=== Supplied material ===

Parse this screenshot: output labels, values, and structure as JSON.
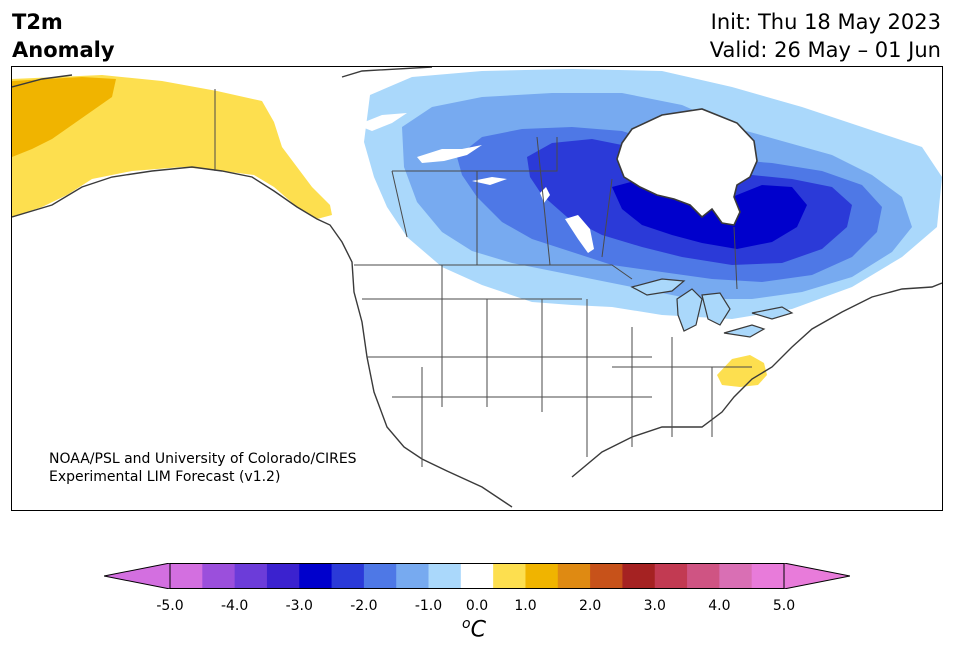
{
  "header": {
    "variable": "T2m",
    "quantity": "Anomaly",
    "init": "Init: Thu 18 May 2023",
    "valid": "Valid: 26 May – 01 Jun"
  },
  "credit": {
    "line1": "NOAA/PSL and University of Colorado/CIRES",
    "line2": "Experimental LIM Forecast (v1.2)"
  },
  "colorbar": {
    "unit_base": "C",
    "unit_sup": "o",
    "levels": [
      -5.0,
      -4.5,
      -4.0,
      -3.5,
      -3.0,
      -2.5,
      -2.0,
      -1.5,
      -1.0,
      -0.5,
      0.5,
      1.0,
      1.5,
      2.0,
      2.5,
      3.0,
      3.5,
      4.0,
      4.5,
      5.0
    ],
    "colors": [
      "#d36fe0",
      "#9b4fdc",
      "#6c3cd9",
      "#3b22cf",
      "#0000cc",
      "#2b3ad8",
      "#4e78e6",
      "#77aaf0",
      "#aad8fb",
      "#ffffff",
      "#fddf4f",
      "#f0b400",
      "#df8a12",
      "#c7521a",
      "#a52222",
      "#c23a52",
      "#cf5483",
      "#d96fb4",
      "#e87bda"
    ],
    "under_color": "#d36fe0",
    "over_color": "#e87bda",
    "tick_labels": [
      "-5.0",
      "-4.0",
      "-3.0",
      "-2.0",
      "-1.0",
      "0.0",
      "1.0",
      "2.0",
      "3.0",
      "4.0",
      "5.0"
    ]
  },
  "map": {
    "colors": {
      "land": "#fdfdf9",
      "warm_1": "#fddf4f",
      "warm_2": "#f0b400",
      "cold_1": "#aad8fb",
      "cold_2": "#77aaf0",
      "cold_3": "#4e78e6",
      "cold_4": "#2b3ad8",
      "cold_5": "#0000cc",
      "coast": "#3a3a3a"
    }
  }
}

=== Goal ===
Without the pictures, restate each entry exactly.

=== Solution below ===
Parse this screenshot: output labels, values, and structure as JSON.
{
  "header": {
    "variable": "T2m",
    "quantity": "Anomaly",
    "init": "Init: Thu 18 May 2023",
    "valid": "Valid: 26 May – 01 Jun"
  },
  "credit": {
    "line1": "NOAA/PSL and University of Colorado/CIRES",
    "line2": "Experimental LIM Forecast (v1.2)"
  },
  "colorbar": {
    "unit_base": "C",
    "unit_sup": "o",
    "levels": [
      -5.0,
      -4.5,
      -4.0,
      -3.5,
      -3.0,
      -2.5,
      -2.0,
      -1.5,
      -1.0,
      -0.5,
      0.5,
      1.0,
      1.5,
      2.0,
      2.5,
      3.0,
      3.5,
      4.0,
      4.5,
      5.0
    ],
    "colors": [
      "#d36fe0",
      "#9b4fdc",
      "#6c3cd9",
      "#3b22cf",
      "#0000cc",
      "#2b3ad8",
      "#4e78e6",
      "#77aaf0",
      "#aad8fb",
      "#ffffff",
      "#fddf4f",
      "#f0b400",
      "#df8a12",
      "#c7521a",
      "#a52222",
      "#c23a52",
      "#cf5483",
      "#d96fb4",
      "#e87bda"
    ],
    "under_color": "#d36fe0",
    "over_color": "#e87bda",
    "tick_labels": [
      "-5.0",
      "-4.0",
      "-3.0",
      "-2.0",
      "-1.0",
      "0.0",
      "1.0",
      "2.0",
      "3.0",
      "4.0",
      "5.0"
    ]
  },
  "map": {
    "colors": {
      "land": "#fdfdf9",
      "warm_1": "#fddf4f",
      "warm_2": "#f0b400",
      "cold_1": "#aad8fb",
      "cold_2": "#77aaf0",
      "cold_3": "#4e78e6",
      "cold_4": "#2b3ad8",
      "cold_5": "#0000cc",
      "coast": "#3a3a3a"
    }
  }
}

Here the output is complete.